** Start MATERIAL SHOWN **

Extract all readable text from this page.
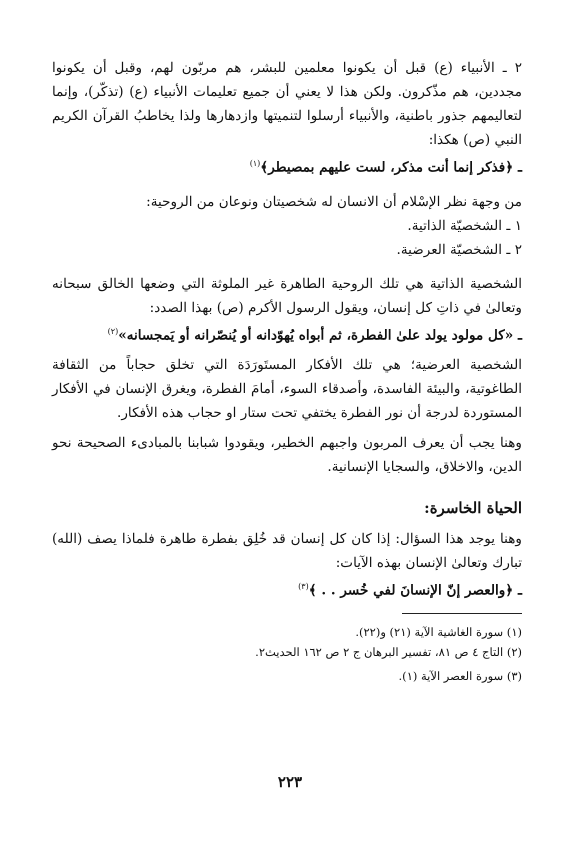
٢ ـ الأنبياء (ع) قبل أن يكونوا معلمين للبشر، هم مربّون لهم، وقبل أن يكونوا مجددين، هم مذّكرون. ولكن هذا لا يعني أن جميع تعليمات الأنبياء (ع) (تذكّر)، وإنما لتعاليمهم جذور باطنية، والأنبياء أرسلوا لتنميتها وازدهارها ولذا يخاطبُ القرآن الكريم النبي (ص) هكذا:

ـ ﴿فذكر إنما أنت مذكر، لست عليهم بمصيطر﴾$^{(١)}$

من وجهة نظر الإسْلام أن الانسان له شخصيتان ونوعان من الروحية:

١ ـ الشخصيّة الذاتية.

٢ ـ الشخصيّة العرضية.

الشخصية الذاتية هي تلك الروحية الطاهرة غير الملوثة التي وضعها الخالق سبحانه وتعالىٰ في ذاتِ كل إنسان، ويقول الرسول الأكرم (ص) بهذا الصدد:

ـ «كل مولود يولد علىٰ الفطرة، ثم أبواه يُهوّدانه أو يُنصّرانه أو يَمجسانه»$^{(٢)}$

الشخصية العرضية؛ هي تلك الأفكار المستَورَدَة التي تخلق حجاباً من الثقافة الطاغوتية، والبيئة الفاسدة، وأصدقاء السوء، أمامَ الفطرة، ويغرق الإنسان في الأفكار المستوردة لدرجة أن نور الفطرة يختفي تحت ستار او حجاب هذه الأفكار.

وهنا يجب أن يعرف المربون واجبهم الخطير، ويقودوا شبابنا بالمبادىء الصحيحة نحو الدين، والاخلاق، والسجايا الإنسانية.

الحياة الخاسرة:

وهنا يوجد هذا السؤال: إذا كان كل إنسان قد خُلِق بفطرة طاهرة فلماذا يصف (الله) تبارك وتعالىٰ الإنسان بهذه الآيات:

ـ ﴿والعصر إنّ الإنسانَ لفي خُسر . . ﴾$^{(٣)}$

(١) سورة الغاشية الآية (٢١) و(٢٢).

(٢) التاج ٤ ص ٨١، تفسير البرهان ج ٢ ص ١٦٢ الحديث٢.

(٣) سورة العصر الآية (١).

٢٢٣
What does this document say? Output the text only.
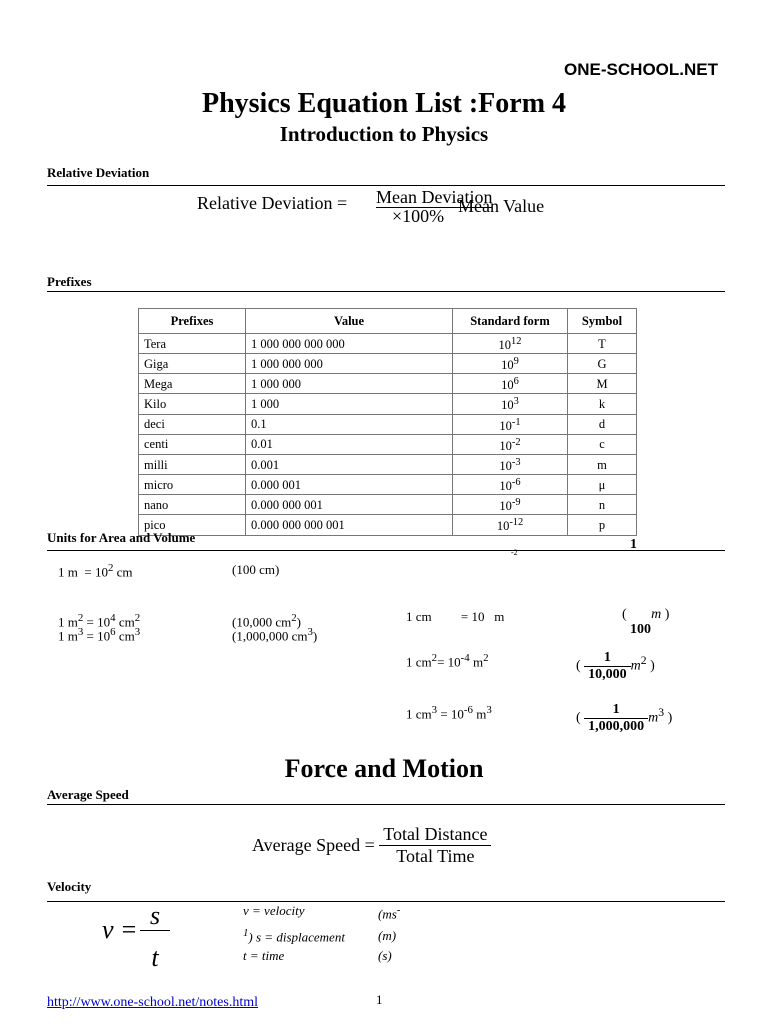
ONE-SCHOOL.NET
Physics Equation List :Form 4
Introduction to Physics
Relative Deviation
Relative Deviation =	Mean Deviation
Mean Value
×100%
Prefixes
Prefixes	Value	Standard form	Symbol
Tera	1 000 000 000 000	$10^{12}$	T
Giga	1 000 000 000	$10^9$	G
Mega	1 000 000	$10^6$	M
Kilo	1 000	$10^3$	k
deci	0.1	$10^{-1}$	d
centi	0.01	$10^{-2}$	c
milli	0.001	$10^{-3}$	m
micro	0.000 001	$10^{-6}$	μ
nano	0.000 000 001	$10^{-9}$	n
pico	0.000 000 000 001	$10^{-12}$	p
Units for Area and Volume	1
-2
1 $m = 10^2$ cm	(100 cm)
1 $m^2 = 10^4$ $cm^2$	(10,000 $cm^2$)
1 $m^3 = 10^6$ $cm^3$	(1,000,000 $cm^3$)
1 cm = 10 m	(       m )
100
1 $cm^2= 10^{-4}$ $m^2$
( $\frac{1}{10,000} m^2$ )
1 $cm^3 = 10^{-6}$ $m^3$
( $\frac{1}{1,000,000} m^3$ )
Force and Motion
Average Speed
Average Speed = $\frac{\text{Total Distance}}{\text{Total Time}}$
Velocity
v = s
t
v = velocity	(ms-
$^1$) s = displacement	(m)
t = time	(s)
http://www.one-school.net/notes.html	1
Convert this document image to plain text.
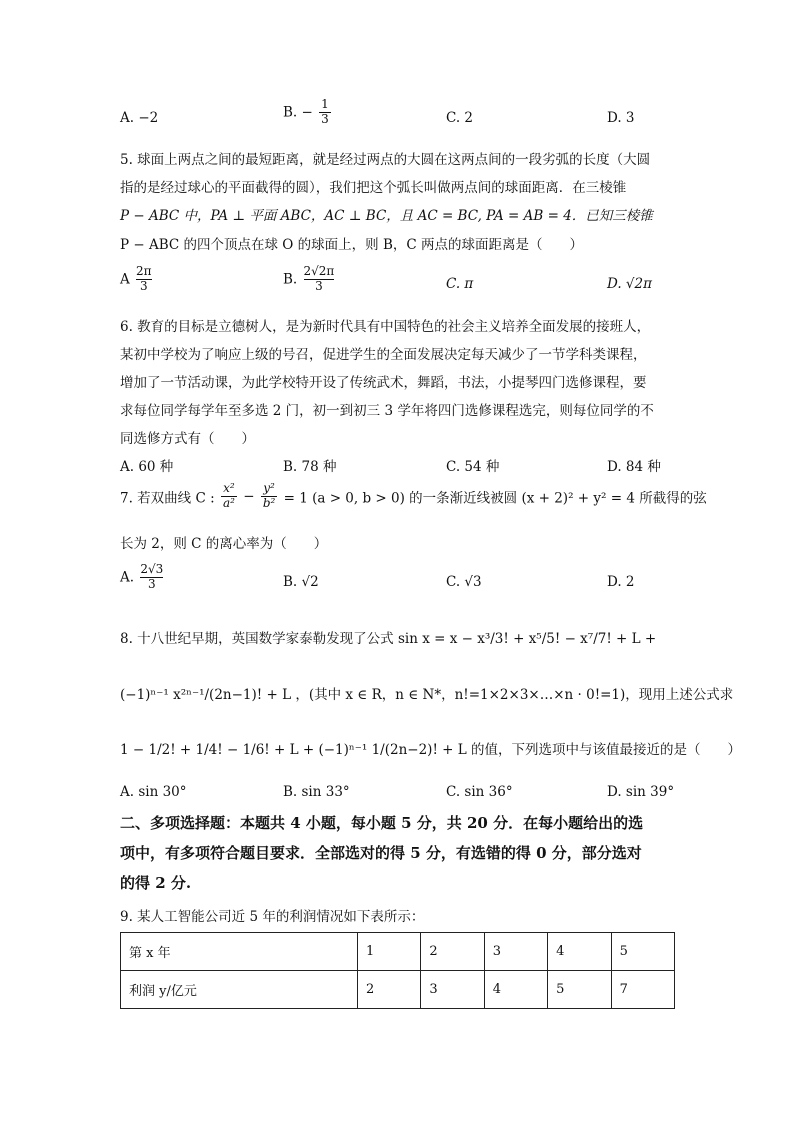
A. −2	B. − $\frac{1}{3}$	C. 2	D. 3
5. 球面上两点之间的最短距离，就是经过两点的大圆在这两点间的一段劣弧的长度（大圆
指的是经过球心的平面截得的圆），我们把这个弧长叫做两点间的球面距离．在三棱锥
P − ABC 中，PA ⊥ 平面 ABC，AC ⊥ BC，且 AC = BC, PA = AB = 4．已知三棱锥
P − ABC 的四个顶点在球 O 的球面上，则 B，C 两点的球面距离是（　　）
A $\frac{2\pi}{3}$	B. $\frac{2√2\pi}{3}$	C. π	D. √2π
6. 教育的目标是立德树人，是为新时代具有中国特色的社会主义培养全面发展的接班人，
某初中学校为了响应上级的号召，促进学生的全面发展决定每天减少了一节学科类课程，
增加了一节活动课，为此学校特开设了传统武术，舞蹈，书法，小提琴四门选修课程，要
求每位同学每学年至多选 2 门，初一到初三 3 学年将四门选修课程选完，则每位同学的不
同选修方式有（　　）
A. 60 种	B. 78 种	C. 54 种	D. 84 种
7. 若双曲线 C : $\frac{\text{x²}}{\text{a²}} - \frac{\text{y²}}{\text{b²}} = 1$ (a > 0, b > 0) 的一条渐近线被圆 (x + 2)² + y² = 4 所截得的弦
长为 2，则 C 的离心率为（　　）
A. $\frac{2√3}{3}$	B. √2	C. √3	D. 2
8. 十八世纪早期，英国数学家泰勒发现了公式 sin x = x − x³/3! + x⁵/5! − x⁷/7! + L +
(−1)ⁿ⁻¹ x²ⁿ⁻¹/(2n−1)! + L ，(其中 x ∈ R，n ∈ N*，n!=1×2×3×…×n · 0!=1)，现用上述公式求
1 − 1/2! + 1/4! − 1/6! + L + (−1)ⁿ⁻¹ 1/(2n−2)! + L 的值，下列选项中与该值最接近的是（　　）
A. sin 30°	B. sin 33°	C. sin 36°	D. sin 39°
二、多项选择题：本题共 4 小题，每小题 5 分，共 20 分．在每小题给出的选
项中，有多项符合题目要求．全部选对的得 5 分，有选错的得 0 分，部分选对
的得 2 分.
9. 某人工智能公司近 5 年的利润情况如下表所示：
第 x 年	1	2	3	4	5
利润 y/亿元	2	3	4	5	7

** End MATERIAL SHOWN **

PROMPT -
Write out all the entries again, word for word, and print no images.

FULL OUTPUT -
Extract all readable text from this page.
٢ ـ الأنبياء (ع) قبل أن يكونوا معلمين للبشر، هم مربّون لهم، وقبل أن يكونوا مجددين، هم مذّكرون. ولكن هذا لا يعني أن جميع تعليمات الأنبياء (ع) (تذكّر)، وإنما لتعاليمهم جذور باطنية، والأنبياء أرسلوا لتنميتها وازدهارها ولذا يخاطبُ القرآن الكريم النبي (ص) هكذا:

ـ ﴿فذكر إنما أنت مذكر، لست عليهم بمصيطر﴾$^{(١)}$

من وجهة نظر الإسْلام أن الانسان له شخصيتان ونوعان من الروحية:

١ ـ الشخصيّة الذاتية.

٢ ـ الشخصيّة العرضية.

الشخصية الذاتية هي تلك الروحية الطاهرة غير الملوثة التي وضعها الخالق سبحانه وتعالىٰ في ذاتِ كل إنسان، ويقول الرسول الأكرم (ص) بهذا الصدد:

ـ «كل مولود يولد علىٰ الفطرة، ثم أبواه يُهوّدانه أو يُنصّرانه أو يَمجسانه»$^{(٢)}$

الشخصية العرضية؛ هي تلك الأفكار المستَورَدَة التي تخلق حجاباً من الثقافة الطاغوتية، والبيئة الفاسدة، وأصدقاء السوء، أمامَ الفطرة، ويغرق الإنسان في الأفكار المستوردة لدرجة أن نور الفطرة يختفي تحت ستار او حجاب هذه الأفكار.

وهنا يجب أن يعرف المربون واجبهم الخطير، ويقودوا شبابنا بالمبادىء الصحيحة نحو الدين، والاخلاق، والسجايا الإنسانية.

الحياة الخاسرة:

وهنا يوجد هذا السؤال: إذا كان كل إنسان قد خُلِق بفطرة طاهرة فلماذا يصف (الله) تبارك وتعالىٰ الإنسان بهذه الآيات:

ـ ﴿والعصر إنّ الإنسانَ لفي خُسر . . ﴾$^{(٣)}$

(١) سورة الغاشية الآية (٢١) و(٢٢).

(٢) التاج ٤ ص ٨١، تفسير البرهان ج ٢ ص ١٦٢ الحديث٢.

(٣) سورة العصر الآية (١).

٢٢٣
What does this document say? Output the text only.
ONE-SCHOOL.NET
Physics Equation List :Form 4
Introduction to Physics
Relative Deviation
Relative Deviation =	Mean Deviation
Mean Value
×100%
Prefixes
Prefixes	Value	Standard form	Symbol
Tera	1 000 000 000 000	$10^{12}$	T
Giga	1 000 000 000	$10^9$	G
Mega	1 000 000	$10^6$	M
Kilo	1 000	$10^3$	k
deci	0.1	$10^{-1}$	d
centi	0.01	$10^{-2}$	c
milli	0.001	$10^{-3}$	m
micro	0.000 001	$10^{-6}$	μ
nano	0.000 000 001	$10^{-9}$	n
pico	0.000 000 000 001	$10^{-12}$	p
Units for Area and Volume	1
-2
1 $m = 10^2$ cm	(100 cm)
1 $m^2 = 10^4$ $cm^2$	(10,000 $cm^2$)
1 $m^3 = 10^6$ $cm^3$	(1,000,000 $cm^3$)
1 cm = 10 m	(       m )
100
1 $cm^2= 10^{-4}$ $m^2$
( $\frac{1}{10,000} m^2$ )
1 $cm^3 = 10^{-6}$ $m^3$
( $\frac{1}{1,000,000} m^3$ )
Force and Motion
Average Speed
Average Speed = $\frac{\text{Total Distance}}{\text{Total Time}}$
Velocity
v = s
t
v = velocity	(ms-
$^1$) s = displacement	(m)
t = time	(s)
http://www.one-school.net/notes.html	1
Convert this document image to plain text.
A. −2	B. − $\frac{1}{3}$	C. 2	D. 3
5. 球面上两点之间的最短距离，就是经过两点的大圆在这两点间的一段劣弧的长度（大圆
指的是经过球心的平面截得的圆），我们把这个弧长叫做两点间的球面距离．在三棱锥
P − ABC 中，PA ⊥ 平面 ABC，AC ⊥ BC，且 AC = BC, PA = AB = 4．已知三棱锥
P − ABC 的四个顶点在球 O 的球面上，则 B，C 两点的球面距离是（　　）
A $\frac{2\pi}{3}$	B. $\frac{2√2\pi}{3}$	C. π	D. √2π
6. 教育的目标是立德树人，是为新时代具有中国特色的社会主义培养全面发展的接班人，
某初中学校为了响应上级的号召，促进学生的全面发展决定每天减少了一节学科类课程，
增加了一节活动课，为此学校特开设了传统武术，舞蹈，书法，小提琴四门选修课程，要
求每位同学每学年至多选 2 门，初一到初三 3 学年将四门选修课程选完，则每位同学的不
同选修方式有（　　）
A. 60 种	B. 78 种	C. 54 种	D. 84 种
7. 若双曲线 C : $\frac{\text{x²}}{\text{a²}} - \frac{\text{y²}}{\text{b²}} = 1$ (a > 0, b > 0) 的一条渐近线被圆 (x + 2)² + y² = 4 所截得的弦
长为 2，则 C 的离心率为（　　）
A. $\frac{2√3}{3}$	B. √2	C. √3	D. 2
8. 十八世纪早期，英国数学家泰勒发现了公式 sin x = x − x³/3! + x⁵/5! − x⁷/7! + L +
(−1)ⁿ⁻¹ x²ⁿ⁻¹/(2n−1)! + L ，(其中 x ∈ R，n ∈ N*，n!=1×2×3×…×n · 0!=1)，现用上述公式求
1 − 1/2! + 1/4! − 1/6! + L + (−1)ⁿ⁻¹ 1/(2n−2)! + L 的值，下列选项中与该值最接近的是（　　）
A. sin 30°	B. sin 33°	C. sin 36°	D. sin 39°
二、多项选择题：本题共 4 小题，每小题 5 分，共 20 分．在每小题给出的选
项中，有多项符合题目要求．全部选对的得 5 分，有选错的得 0 分，部分选对
的得 2 分.
9. 某人工智能公司近 5 年的利润情况如下表所示：
第 x 年	1	2	3	4	5
利润 y/亿元	2	3	4	5	7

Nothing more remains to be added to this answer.